Skip the pictures and extract all of the lines exactly as written.

Records excerpted from a collection:
* * * *

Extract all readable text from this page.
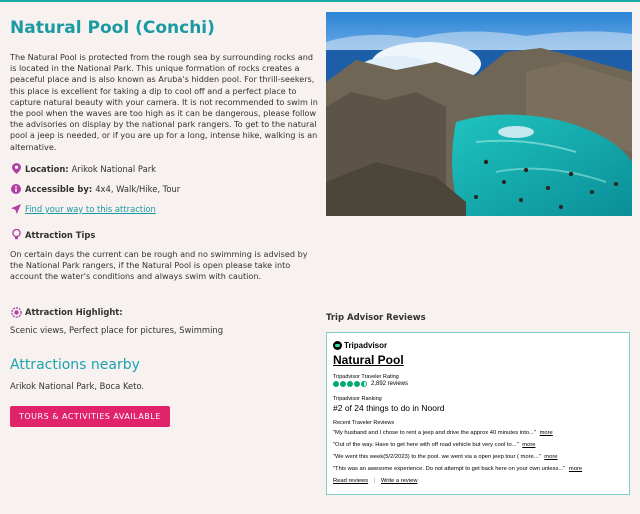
Natural Pool (Conchi)

The Natural Pool is protected from the rough sea by surrounding rocks and is located in the National Park. This unique formation of rocks creates a peaceful place and is also known as Aruba's hidden pool. For thrill-seekers, this place is excellent for taking a dip to cool off and a perfect place to capture natural beauty with your camera. It is not recommended to swim in the pool when the waves are too high as it can be dangerous, please follow the advisories on display by the national park rangers. To get to the natural pool a jeep is needed, or if you are up for a long, intense hike, walking is an alternative.

Location: Arikok National Park
Accessible by: 4x4, Walk/Hike, Tour
Find your way to this attraction
Attraction Tips
On certain days the current can be rough and no swimming is advised by the National Park rangers, if the Natural Pool is open please take into account the water's conditions and always swim with caution.
Attraction Highlight:
Scenic views, Perfect place for pictures, Swimming
Attractions nearby
Arikok National Park, Boca Keto.
TOURS & ACTIVITIES AVAILABLE
Trip Advisor Reviews
Tripadvisor
Natural Pool
Tripadvisor Traveler Rating
2,892 reviews
Tripadvisor Ranking
#2 of 24 things to do in Noord
Recent Traveler Reviews
"My husband and I chose to rent a jeep and drive the approx 40 minutes into..." more
"Out of the way. Have to get here with off road vehicle but very cool to..." more
"We went this week(5/2/2023) to the pool. we went via a open jeep tour ( more..." more
"This was an awesome experience. Do not attempt to get back here on your own unless..." more
Read reviews | Write a review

* * * *

- _Expected answer_
Extract all readable text from this page.
Natural Pool (Conchi)

The Natural Pool is protected from the rough sea by surrounding rocks and is located in the National Park. This unique formation of rocks creates a peaceful place and is also known as Aruba's hidden pool. For thrill-seekers, this place is excellent for taking a dip to cool off and a perfect place to capture natural beauty with your camera. It is not recommended to swim in the pool when the waves are too high as it can be dangerous, please follow the advisories on display by the national park rangers. To get to the natural pool a jeep is needed, or if you are up for a long, intense hike, walking is an alternative.

Location: Arikok National Park
Accessible by: 4x4, Walk/Hike, Tour
Find your way to this attraction
Attraction Tips
On certain days the current can be rough and no swimming is advised by the National Park rangers, if the Natural Pool is open please take into account the water's conditions and always swim with caution.
Attraction Highlight:
Scenic views, Perfect place for pictures, Swimming
Attractions nearby
Arikok National Park, Boca Keto.
TOURS & ACTIVITIES AVAILABLE
Trip Advisor Reviews
Tripadvisor
Natural Pool
Tripadvisor Traveler Rating
2,892 reviews
Tripadvisor Ranking
#2 of 24 things to do in Noord
Recent Traveler Reviews
"My husband and I chose to rent a jeep and drive the approx 40 minutes into..." more
"Out of the way. Have to get here with off road vehicle but very cool to..." more
"We went this week(5/2/2023) to the pool. we went via a open jeep tour ( more..." more
"This was an awesome experience. Do not attempt to get back here on your own unless..." more
Read reviews | Write a review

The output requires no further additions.